» **Exercise**
Copy out each line of the listing that has the word "Détermination" in it.

» **Listed records**
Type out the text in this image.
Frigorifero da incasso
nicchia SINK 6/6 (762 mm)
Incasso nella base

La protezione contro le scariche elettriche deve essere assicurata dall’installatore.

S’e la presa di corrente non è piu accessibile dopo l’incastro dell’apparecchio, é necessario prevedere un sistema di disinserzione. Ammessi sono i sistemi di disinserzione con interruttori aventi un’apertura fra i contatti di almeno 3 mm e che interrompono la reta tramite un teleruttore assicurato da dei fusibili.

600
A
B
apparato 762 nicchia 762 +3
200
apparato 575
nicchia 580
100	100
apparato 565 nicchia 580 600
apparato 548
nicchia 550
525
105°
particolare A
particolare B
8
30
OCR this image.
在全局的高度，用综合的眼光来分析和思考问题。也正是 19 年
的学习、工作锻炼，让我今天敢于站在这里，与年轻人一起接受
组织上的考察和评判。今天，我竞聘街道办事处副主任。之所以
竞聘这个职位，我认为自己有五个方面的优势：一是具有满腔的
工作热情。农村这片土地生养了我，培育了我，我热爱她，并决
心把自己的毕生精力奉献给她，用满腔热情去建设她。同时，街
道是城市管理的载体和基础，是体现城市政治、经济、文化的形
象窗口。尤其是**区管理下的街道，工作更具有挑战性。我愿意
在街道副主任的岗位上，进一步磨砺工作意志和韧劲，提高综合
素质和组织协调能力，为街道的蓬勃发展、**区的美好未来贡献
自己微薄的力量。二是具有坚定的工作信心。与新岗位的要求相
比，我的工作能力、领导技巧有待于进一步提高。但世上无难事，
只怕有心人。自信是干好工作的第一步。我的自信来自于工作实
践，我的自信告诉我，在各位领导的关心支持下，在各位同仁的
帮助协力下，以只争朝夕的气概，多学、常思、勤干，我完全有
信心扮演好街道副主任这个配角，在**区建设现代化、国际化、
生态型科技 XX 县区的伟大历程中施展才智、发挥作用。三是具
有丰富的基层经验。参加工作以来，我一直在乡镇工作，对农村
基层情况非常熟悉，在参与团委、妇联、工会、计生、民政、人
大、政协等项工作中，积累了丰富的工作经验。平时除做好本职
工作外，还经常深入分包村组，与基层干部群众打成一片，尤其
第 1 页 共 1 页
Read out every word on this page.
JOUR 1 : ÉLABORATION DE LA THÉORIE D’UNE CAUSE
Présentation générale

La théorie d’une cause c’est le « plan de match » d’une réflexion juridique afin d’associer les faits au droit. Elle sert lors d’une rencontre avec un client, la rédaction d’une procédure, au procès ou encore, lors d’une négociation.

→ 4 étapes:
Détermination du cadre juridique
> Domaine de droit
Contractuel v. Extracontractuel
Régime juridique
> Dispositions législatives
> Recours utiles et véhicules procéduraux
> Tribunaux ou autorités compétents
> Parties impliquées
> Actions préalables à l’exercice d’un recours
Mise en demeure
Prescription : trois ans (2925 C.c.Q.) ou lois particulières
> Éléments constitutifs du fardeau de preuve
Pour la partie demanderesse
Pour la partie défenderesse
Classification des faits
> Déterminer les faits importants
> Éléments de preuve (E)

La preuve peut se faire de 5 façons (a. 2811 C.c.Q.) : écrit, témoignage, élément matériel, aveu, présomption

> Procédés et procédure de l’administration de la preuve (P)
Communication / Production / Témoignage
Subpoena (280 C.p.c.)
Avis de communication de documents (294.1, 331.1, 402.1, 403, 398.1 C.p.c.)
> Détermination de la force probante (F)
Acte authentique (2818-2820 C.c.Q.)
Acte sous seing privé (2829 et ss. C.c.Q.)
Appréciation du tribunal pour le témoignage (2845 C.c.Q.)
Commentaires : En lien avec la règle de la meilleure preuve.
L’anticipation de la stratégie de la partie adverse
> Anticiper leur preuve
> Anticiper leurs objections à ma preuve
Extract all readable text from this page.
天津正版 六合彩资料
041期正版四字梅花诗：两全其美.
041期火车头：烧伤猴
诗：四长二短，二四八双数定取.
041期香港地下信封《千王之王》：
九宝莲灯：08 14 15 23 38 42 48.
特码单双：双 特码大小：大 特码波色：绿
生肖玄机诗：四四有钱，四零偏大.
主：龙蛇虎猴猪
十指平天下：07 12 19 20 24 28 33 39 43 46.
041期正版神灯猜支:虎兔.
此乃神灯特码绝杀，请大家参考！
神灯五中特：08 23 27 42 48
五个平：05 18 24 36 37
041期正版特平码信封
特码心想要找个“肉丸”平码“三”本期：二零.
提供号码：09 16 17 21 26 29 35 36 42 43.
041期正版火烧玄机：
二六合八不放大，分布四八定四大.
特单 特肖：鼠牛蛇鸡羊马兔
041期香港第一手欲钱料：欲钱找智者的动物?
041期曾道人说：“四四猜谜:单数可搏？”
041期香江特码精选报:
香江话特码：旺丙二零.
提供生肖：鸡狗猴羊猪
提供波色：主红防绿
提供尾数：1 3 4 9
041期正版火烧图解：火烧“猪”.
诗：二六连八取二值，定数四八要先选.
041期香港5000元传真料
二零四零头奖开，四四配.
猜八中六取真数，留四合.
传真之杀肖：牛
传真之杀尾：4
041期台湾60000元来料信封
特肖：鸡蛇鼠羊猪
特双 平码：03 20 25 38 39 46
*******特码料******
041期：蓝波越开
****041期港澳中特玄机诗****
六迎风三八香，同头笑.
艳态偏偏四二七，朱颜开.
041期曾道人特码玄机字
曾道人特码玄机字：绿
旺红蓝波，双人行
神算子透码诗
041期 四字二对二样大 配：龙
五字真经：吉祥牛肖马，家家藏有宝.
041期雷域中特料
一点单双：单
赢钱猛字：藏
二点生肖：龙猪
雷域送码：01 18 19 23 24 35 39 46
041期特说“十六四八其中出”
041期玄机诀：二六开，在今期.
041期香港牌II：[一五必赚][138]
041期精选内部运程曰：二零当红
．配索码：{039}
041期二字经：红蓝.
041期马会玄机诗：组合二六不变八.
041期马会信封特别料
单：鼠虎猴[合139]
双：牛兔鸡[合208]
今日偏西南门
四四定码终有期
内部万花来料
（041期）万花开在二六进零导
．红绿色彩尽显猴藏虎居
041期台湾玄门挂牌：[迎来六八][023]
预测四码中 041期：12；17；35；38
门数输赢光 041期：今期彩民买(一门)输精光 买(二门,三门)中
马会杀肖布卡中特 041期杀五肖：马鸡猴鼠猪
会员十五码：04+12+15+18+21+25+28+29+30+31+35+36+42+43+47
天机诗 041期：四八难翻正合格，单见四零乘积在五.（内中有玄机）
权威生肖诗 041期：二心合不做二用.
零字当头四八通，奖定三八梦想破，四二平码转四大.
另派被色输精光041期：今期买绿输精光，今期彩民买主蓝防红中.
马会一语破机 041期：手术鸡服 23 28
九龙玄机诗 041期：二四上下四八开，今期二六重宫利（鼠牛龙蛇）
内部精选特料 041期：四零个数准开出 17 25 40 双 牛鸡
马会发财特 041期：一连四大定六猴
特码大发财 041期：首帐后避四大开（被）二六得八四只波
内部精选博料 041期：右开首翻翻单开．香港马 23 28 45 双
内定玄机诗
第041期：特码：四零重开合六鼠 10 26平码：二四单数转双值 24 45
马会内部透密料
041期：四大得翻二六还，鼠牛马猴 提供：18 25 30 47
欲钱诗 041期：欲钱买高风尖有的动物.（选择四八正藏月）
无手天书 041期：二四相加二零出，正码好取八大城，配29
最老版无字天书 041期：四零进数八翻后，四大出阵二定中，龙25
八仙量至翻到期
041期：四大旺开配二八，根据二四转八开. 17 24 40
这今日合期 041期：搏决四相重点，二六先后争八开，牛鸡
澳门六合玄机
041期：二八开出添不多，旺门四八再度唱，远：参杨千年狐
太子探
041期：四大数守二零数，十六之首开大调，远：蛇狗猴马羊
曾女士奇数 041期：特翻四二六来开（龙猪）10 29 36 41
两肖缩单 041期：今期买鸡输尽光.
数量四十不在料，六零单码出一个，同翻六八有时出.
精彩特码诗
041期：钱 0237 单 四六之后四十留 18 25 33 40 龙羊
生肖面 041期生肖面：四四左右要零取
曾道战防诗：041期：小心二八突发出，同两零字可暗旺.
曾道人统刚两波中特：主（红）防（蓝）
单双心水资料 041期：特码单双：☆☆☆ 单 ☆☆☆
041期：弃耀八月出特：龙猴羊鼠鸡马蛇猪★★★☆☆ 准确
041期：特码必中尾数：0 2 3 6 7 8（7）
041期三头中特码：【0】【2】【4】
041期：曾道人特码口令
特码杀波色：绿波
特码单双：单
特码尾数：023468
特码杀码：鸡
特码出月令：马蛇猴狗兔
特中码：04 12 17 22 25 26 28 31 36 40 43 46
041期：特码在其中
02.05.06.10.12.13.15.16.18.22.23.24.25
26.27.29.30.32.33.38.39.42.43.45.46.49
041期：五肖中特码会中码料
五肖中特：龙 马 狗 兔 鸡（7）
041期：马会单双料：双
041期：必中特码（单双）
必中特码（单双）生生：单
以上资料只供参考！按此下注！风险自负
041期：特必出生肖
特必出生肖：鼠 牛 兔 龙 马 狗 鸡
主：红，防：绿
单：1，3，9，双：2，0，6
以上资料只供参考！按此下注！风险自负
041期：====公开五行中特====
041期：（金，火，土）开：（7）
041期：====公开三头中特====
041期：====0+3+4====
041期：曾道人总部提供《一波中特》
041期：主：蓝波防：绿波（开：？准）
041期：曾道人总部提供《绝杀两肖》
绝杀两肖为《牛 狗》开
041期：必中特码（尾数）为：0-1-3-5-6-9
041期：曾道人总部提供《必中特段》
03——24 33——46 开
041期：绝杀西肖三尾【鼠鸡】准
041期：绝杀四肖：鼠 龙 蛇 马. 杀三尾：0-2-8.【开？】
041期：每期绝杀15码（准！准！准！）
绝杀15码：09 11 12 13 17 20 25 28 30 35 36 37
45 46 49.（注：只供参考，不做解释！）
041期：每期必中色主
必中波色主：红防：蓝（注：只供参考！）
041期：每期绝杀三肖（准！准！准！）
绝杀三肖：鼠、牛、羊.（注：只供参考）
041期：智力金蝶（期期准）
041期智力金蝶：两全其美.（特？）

» **The response**
Détermination du cadre juridique
> Détermination de la force probante (F)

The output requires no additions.